#### Job:
Reproduce the listing below verbatim.

#### Data section:
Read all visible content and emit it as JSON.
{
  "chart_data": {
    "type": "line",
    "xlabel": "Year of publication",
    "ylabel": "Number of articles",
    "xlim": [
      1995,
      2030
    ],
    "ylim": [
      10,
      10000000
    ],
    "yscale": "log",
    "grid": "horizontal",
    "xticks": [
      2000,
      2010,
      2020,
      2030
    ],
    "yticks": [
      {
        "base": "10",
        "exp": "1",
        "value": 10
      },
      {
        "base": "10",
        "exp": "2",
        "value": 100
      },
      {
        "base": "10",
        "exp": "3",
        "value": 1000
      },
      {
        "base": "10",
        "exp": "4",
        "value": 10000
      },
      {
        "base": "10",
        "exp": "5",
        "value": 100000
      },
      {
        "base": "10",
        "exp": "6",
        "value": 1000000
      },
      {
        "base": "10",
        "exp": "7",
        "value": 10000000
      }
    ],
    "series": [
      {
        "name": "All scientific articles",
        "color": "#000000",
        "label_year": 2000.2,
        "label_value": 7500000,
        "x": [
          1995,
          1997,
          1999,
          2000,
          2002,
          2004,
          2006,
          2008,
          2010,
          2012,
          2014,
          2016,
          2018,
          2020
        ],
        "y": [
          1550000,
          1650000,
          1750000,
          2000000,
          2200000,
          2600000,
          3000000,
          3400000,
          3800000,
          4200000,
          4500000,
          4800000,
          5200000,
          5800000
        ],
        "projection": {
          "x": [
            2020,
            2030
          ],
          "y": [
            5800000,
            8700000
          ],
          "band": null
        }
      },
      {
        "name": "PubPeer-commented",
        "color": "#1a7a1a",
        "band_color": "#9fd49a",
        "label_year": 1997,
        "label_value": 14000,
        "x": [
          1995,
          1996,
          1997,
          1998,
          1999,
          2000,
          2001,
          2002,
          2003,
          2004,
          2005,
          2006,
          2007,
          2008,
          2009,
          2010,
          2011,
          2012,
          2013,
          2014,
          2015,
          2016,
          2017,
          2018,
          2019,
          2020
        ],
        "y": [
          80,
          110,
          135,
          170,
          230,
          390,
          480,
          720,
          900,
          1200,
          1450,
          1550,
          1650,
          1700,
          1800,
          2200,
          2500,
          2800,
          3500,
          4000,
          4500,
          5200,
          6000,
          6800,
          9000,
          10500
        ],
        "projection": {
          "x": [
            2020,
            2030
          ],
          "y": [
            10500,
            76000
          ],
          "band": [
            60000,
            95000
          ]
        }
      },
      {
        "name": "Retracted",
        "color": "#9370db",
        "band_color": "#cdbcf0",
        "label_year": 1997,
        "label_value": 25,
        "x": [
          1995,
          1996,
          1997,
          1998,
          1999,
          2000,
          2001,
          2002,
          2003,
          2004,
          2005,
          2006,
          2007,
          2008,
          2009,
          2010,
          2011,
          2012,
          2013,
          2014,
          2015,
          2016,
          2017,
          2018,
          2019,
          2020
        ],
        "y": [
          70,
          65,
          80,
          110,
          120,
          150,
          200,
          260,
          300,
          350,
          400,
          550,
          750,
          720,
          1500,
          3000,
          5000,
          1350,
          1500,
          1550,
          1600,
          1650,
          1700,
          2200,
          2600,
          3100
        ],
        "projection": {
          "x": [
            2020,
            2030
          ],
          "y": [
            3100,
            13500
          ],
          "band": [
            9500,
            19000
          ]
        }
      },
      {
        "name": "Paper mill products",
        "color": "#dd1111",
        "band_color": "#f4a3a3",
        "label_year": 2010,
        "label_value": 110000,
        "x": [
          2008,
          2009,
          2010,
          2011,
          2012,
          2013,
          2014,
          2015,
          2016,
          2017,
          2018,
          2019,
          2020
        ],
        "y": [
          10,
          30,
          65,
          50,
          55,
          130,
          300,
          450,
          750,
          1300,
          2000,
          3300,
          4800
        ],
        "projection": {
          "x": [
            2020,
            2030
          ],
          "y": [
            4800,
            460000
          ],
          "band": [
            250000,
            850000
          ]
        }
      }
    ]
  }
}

#### Solution for this exercise:
Read all visible content and emit it as JSON.
{
  "chart_data": {
    "type": "line",
    "xlabel": "Year of publication",
    "ylabel": "Number of articles",
    "xlim": [
      1995,
      2030
    ],
    "ylim": [
      10,
      10000000
    ],
    "yscale": "log",
    "grid": "horizontal",
    "xticks": [
      2000,
      2010,
      2020,
      2030
    ],
    "yticks": [
      {
        "base": "10",
        "exp": "1",
        "value": 10
      },
      {
        "base": "10",
        "exp": "2",
        "value": 100
      },
      {
        "base": "10",
        "exp": "3",
        "value": 1000
      },
      {
        "base": "10",
        "exp": "4",
        "value": 10000
      },
      {
        "base": "10",
        "exp": "5",
        "value": 100000
      },
      {
        "base": "10",
        "exp": "6",
        "value": 1000000
      },
      {
        "base": "10",
        "exp": "7",
        "value": 10000000
      }
    ],
    "series": [
      {
        "name": "All scientific articles",
        "color": "#000000",
        "label_year": 2000.2,
        "label_value": 7500000,
        "x": [
          1995,
          1997,
          1999,
          2000,
          2002,
          2004,
          2006,
          2008,
          2010,
          2012,
          2014,
          2016,
          2018,
          2020
        ],
        "y": [
          1550000,
          1650000,
          1750000,
          2000000,
          2200000,
          2600000,
          3000000,
          3400000,
          3800000,
          4200000,
          4500000,
          4800000,
          5200000,
          5800000
        ],
        "projection": {
          "x": [
            2020,
            2030
          ],
          "y": [
            5800000,
            8700000
          ],
          "band": null
        }
      },
      {
        "name": "PubPeer-commented",
        "color": "#1a7a1a",
        "band_color": "#9fd49a",
        "label_year": 1997,
        "label_value": 14000,
        "x": [
          1995,
          1996,
          1997,
          1998,
          1999,
          2000,
          2001,
          2002,
          2003,
          2004,
          2005,
          2006,
          2007,
          2008,
          2009,
          2010,
          2011,
          2012,
          2013,
          2014,
          2015,
          2016,
          2017,
          2018,
          2019,
          2020
        ],
        "y": [
          80,
          110,
          135,
          170,
          230,
          390,
          480,
          720,
          900,
          1200,
          1450,
          1550,
          1650,
          1700,
          1800,
          2200,
          2500,
          2800,
          3500,
          4000,
          4500,
          5200,
          6000,
          6800,
          9000,
          10500
        ],
        "projection": {
          "x": [
            2020,
            2030
          ],
          "y": [
            10500,
            76000
          ],
          "band": [
            60000,
            95000
          ]
        }
      },
      {
        "name": "Retracted",
        "color": "#9370db",
        "band_color": "#cdbcf0",
        "label_year": 1997,
        "label_value": 25,
        "x": [
          1995,
          1996,
          1997,
          1998,
          1999,
          2000,
          2001,
          2002,
          2003,
          2004,
          2005,
          2006,
          2007,
          2008,
          2009,
          2010,
          2011,
          2012,
          2013,
          2014,
          2015,
          2016,
          2017,
          2018,
          2019,
          2020
        ],
        "y": [
          70,
          65,
          80,
          110,
          120,
          150,
          200,
          260,
          300,
          350,
          400,
          550,
          750,
          720,
          1500,
          3000,
          5000,
          1350,
          1500,
          1550,
          1600,
          1650,
          1700,
          2200,
          2600,
          3100
        ],
        "projection": {
          "x": [
            2020,
            2030
          ],
          "y": [
            3100,
            13500
          ],
          "band": [
            9500,
            19000
          ]
        }
      },
      {
        "name": "Paper mill products",
        "color": "#dd1111",
        "band_color": "#f4a3a3",
        "label_year": 2010,
        "label_value": 110000,
        "x": [
          2008,
          2009,
          2010,
          2011,
          2012,
          2013,
          2014,
          2015,
          2016,
          2017,
          2018,
          2019,
          2020
        ],
        "y": [
          10,
          30,
          65,
          50,
          55,
          130,
          300,
          450,
          750,
          1300,
          2000,
          3300,
          4800
        ],
        "projection": {
          "x": [
            2020,
            2030
          ],
          "y": [
            4800,
            460000
          ],
          "band": [
            250000,
            850000
          ]
        }
      }
    ]
  }
}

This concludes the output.